> _THE TASK_
Would you extract the whole listing below and retype it exactly?

Dataset entries:

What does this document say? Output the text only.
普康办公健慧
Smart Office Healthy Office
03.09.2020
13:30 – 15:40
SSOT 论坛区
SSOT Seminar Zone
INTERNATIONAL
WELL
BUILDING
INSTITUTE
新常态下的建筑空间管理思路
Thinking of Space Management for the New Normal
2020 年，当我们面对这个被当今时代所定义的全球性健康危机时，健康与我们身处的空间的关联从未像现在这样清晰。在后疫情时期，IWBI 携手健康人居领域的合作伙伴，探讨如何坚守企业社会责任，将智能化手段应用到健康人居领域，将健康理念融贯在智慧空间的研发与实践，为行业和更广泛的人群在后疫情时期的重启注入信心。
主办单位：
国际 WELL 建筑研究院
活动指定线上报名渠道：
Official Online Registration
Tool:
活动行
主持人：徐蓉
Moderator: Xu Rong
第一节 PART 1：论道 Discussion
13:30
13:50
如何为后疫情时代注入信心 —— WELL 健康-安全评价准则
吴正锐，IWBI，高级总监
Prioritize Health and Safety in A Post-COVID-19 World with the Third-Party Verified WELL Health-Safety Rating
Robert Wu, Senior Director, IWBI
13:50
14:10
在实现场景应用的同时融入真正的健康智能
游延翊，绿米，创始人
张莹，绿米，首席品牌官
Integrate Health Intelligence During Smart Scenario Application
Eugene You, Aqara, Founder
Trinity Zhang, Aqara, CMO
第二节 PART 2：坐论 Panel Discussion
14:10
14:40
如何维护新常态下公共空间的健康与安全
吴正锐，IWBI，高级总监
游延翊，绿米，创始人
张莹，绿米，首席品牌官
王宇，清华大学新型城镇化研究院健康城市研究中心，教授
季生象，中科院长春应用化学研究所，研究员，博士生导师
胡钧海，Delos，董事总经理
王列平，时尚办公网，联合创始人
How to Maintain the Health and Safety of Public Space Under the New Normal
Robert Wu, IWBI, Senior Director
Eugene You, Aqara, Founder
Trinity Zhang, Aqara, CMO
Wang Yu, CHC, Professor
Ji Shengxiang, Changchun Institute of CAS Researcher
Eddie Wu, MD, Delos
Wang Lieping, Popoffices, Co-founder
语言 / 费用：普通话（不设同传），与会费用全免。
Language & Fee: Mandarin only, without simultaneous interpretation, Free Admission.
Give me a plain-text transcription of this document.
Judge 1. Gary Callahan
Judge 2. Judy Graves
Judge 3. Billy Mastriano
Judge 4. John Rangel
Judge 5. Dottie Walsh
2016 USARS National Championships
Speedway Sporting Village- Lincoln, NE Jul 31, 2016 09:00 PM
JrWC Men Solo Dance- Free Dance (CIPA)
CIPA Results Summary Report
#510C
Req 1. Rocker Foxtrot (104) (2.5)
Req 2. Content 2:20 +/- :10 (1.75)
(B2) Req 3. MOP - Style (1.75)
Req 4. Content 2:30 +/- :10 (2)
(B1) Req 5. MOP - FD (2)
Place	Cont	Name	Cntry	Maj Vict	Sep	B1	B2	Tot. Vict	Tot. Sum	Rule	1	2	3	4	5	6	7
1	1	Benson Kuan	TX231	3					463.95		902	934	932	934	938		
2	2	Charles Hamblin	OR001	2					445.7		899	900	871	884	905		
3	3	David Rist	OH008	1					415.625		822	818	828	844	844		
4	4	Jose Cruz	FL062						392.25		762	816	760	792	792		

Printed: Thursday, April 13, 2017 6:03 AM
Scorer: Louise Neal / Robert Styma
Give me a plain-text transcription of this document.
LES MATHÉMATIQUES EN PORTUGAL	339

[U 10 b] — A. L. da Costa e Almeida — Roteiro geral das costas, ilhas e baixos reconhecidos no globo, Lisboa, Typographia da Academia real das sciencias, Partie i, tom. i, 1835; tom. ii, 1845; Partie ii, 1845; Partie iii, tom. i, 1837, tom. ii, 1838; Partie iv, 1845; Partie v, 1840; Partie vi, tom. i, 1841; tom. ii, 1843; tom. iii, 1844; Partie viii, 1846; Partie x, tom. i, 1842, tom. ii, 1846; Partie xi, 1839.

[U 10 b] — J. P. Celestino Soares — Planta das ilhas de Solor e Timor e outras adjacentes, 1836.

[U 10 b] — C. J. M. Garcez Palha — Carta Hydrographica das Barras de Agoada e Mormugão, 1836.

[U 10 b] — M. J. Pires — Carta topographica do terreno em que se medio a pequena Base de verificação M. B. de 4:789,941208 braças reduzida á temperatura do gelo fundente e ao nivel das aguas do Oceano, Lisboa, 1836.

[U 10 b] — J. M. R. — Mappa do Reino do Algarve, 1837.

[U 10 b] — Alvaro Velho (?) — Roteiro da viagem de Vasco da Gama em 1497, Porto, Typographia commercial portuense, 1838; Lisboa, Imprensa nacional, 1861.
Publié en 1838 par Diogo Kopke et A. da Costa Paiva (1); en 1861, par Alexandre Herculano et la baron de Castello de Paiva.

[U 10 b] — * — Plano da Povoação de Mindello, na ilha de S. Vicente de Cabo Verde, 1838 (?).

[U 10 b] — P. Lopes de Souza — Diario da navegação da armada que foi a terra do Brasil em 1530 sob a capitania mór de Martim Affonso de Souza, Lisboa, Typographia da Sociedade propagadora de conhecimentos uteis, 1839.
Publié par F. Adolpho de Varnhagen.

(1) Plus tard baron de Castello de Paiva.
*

> _EXERCISE OUTPUT_
What does this document say? Output the text only.
普康办公健慧
Smart Office Healthy Office
03.09.2020
13:30 – 15:40
SSOT 论坛区
SSOT Seminar Zone
INTERNATIONAL
WELL
BUILDING
INSTITUTE
新常态下的建筑空间管理思路
Thinking of Space Management for the New Normal
2020 年，当我们面对这个被当今时代所定义的全球性健康危机时，健康与我们身处的空间的关联从未像现在这样清晰。在后疫情时期，IWBI 携手健康人居领域的合作伙伴，探讨如何坚守企业社会责任，将智能化手段应用到健康人居领域，将健康理念融贯在智慧空间的研发与实践，为行业和更广泛的人群在后疫情时期的重启注入信心。
主办单位：
国际 WELL 建筑研究院
活动指定线上报名渠道：
Official Online Registration
Tool:
活动行
主持人：徐蓉
Moderator: Xu Rong
第一节 PART 1：论道 Discussion
13:30
13:50
如何为后疫情时代注入信心 —— WELL 健康-安全评价准则
吴正锐，IWBI，高级总监
Prioritize Health and Safety in A Post-COVID-19 World with the Third-Party Verified WELL Health-Safety Rating
Robert Wu, Senior Director, IWBI
13:50
14:10
在实现场景应用的同时融入真正的健康智能
游延翊，绿米，创始人
张莹，绿米，首席品牌官
Integrate Health Intelligence During Smart Scenario Application
Eugene You, Aqara, Founder
Trinity Zhang, Aqara, CMO
第二节 PART 2：坐论 Panel Discussion
14:10
14:40
如何维护新常态下公共空间的健康与安全
吴正锐，IWBI，高级总监
游延翊，绿米，创始人
张莹，绿米，首席品牌官
王宇，清华大学新型城镇化研究院健康城市研究中心，教授
季生象，中科院长春应用化学研究所，研究员，博士生导师
胡钧海，Delos，董事总经理
王列平，时尚办公网，联合创始人
How to Maintain the Health and Safety of Public Space Under the New Normal
Robert Wu, IWBI, Senior Director
Eugene You, Aqara, Founder
Trinity Zhang, Aqara, CMO
Wang Yu, CHC, Professor
Ji Shengxiang, Changchun Institute of CAS Researcher
Eddie Wu, MD, Delos
Wang Lieping, Popoffices, Co-founder
语言 / 费用：普通话（不设同传），与会费用全免。
Language & Fee: Mandarin only, without simultaneous interpretation, Free Admission.
Give me a plain-text transcription of this document.
Judge 1. Gary Callahan
Judge 2. Judy Graves
Judge 3. Billy Mastriano
Judge 4. John Rangel
Judge 5. Dottie Walsh
2016 USARS National Championships
Speedway Sporting Village- Lincoln, NE Jul 31, 2016 09:00 PM
JrWC Men Solo Dance- Free Dance (CIPA)
CIPA Results Summary Report
#510C
Req 1. Rocker Foxtrot (104) (2.5)
Req 2. Content 2:20 +/- :10 (1.75)
(B2) Req 3. MOP - Style (1.75)
Req 4. Content 2:30 +/- :10 (2)
(B1) Req 5. MOP - FD (2)
Place	Cont	Name	Cntry	Maj Vict	Sep	B1	B2	Tot. Vict	Tot. Sum	Rule	1	2	3	4	5	6	7
1	1	Benson Kuan	TX231	3					463.95		902	934	932	934	938		
2	2	Charles Hamblin	OR001	2					445.7		899	900	871	884	905		
3	3	David Rist	OH008	1					415.625		822	818	828	844	844		
4	4	Jose Cruz	FL062						392.25		762	816	760	792	792		

Printed: Thursday, April 13, 2017 6:03 AM
Scorer: Louise Neal / Robert Styma
Give me a plain-text transcription of this document.
LES MATHÉMATIQUES EN PORTUGAL	339

[U 10 b] — A. L. da Costa e Almeida — Roteiro geral das costas, ilhas e baixos reconhecidos no globo, Lisboa, Typographia da Academia real das sciencias, Partie i, tom. i, 1835; tom. ii, 1845; Partie ii, 1845; Partie iii, tom. i, 1837, tom. ii, 1838; Partie iv, 1845; Partie v, 1840; Partie vi, tom. i, 1841; tom. ii, 1843; tom. iii, 1844; Partie viii, 1846; Partie x, tom. i, 1842, tom. ii, 1846; Partie xi, 1839.

[U 10 b] — J. P. Celestino Soares — Planta das ilhas de Solor e Timor e outras adjacentes, 1836.

[U 10 b] — C. J. M. Garcez Palha — Carta Hydrographica das Barras de Agoada e Mormugão, 1836.

[U 10 b] — M. J. Pires — Carta topographica do terreno em que se medio a pequena Base de verificação M. B. de 4:789,941208 braças reduzida á temperatura do gelo fundente e ao nivel das aguas do Oceano, Lisboa, 1836.

[U 10 b] — J. M. R. — Mappa do Reino do Algarve, 1837.

[U 10 b] — Alvaro Velho (?) — Roteiro da viagem de Vasco da Gama em 1497, Porto, Typographia commercial portuense, 1838; Lisboa, Imprensa nacional, 1861.
Publié en 1838 par Diogo Kopke et A. da Costa Paiva (1); en 1861, par Alexandre Herculano et la baron de Castello de Paiva.

[U 10 b] — * — Plano da Povoação de Mindello, na ilha de S. Vicente de Cabo Verde, 1838 (?).

[U 10 b] — P. Lopes de Souza — Diario da navegação da armada que foi a terra do Brasil em 1530 sob a capitania mór de Martim Affonso de Souza, Lisboa, Typographia da Sociedade propagadora de conhecimentos uteis, 1839.
Publié par F. Adolpho de Varnhagen.

(1) Plus tard baron de Castello de Paiva.
*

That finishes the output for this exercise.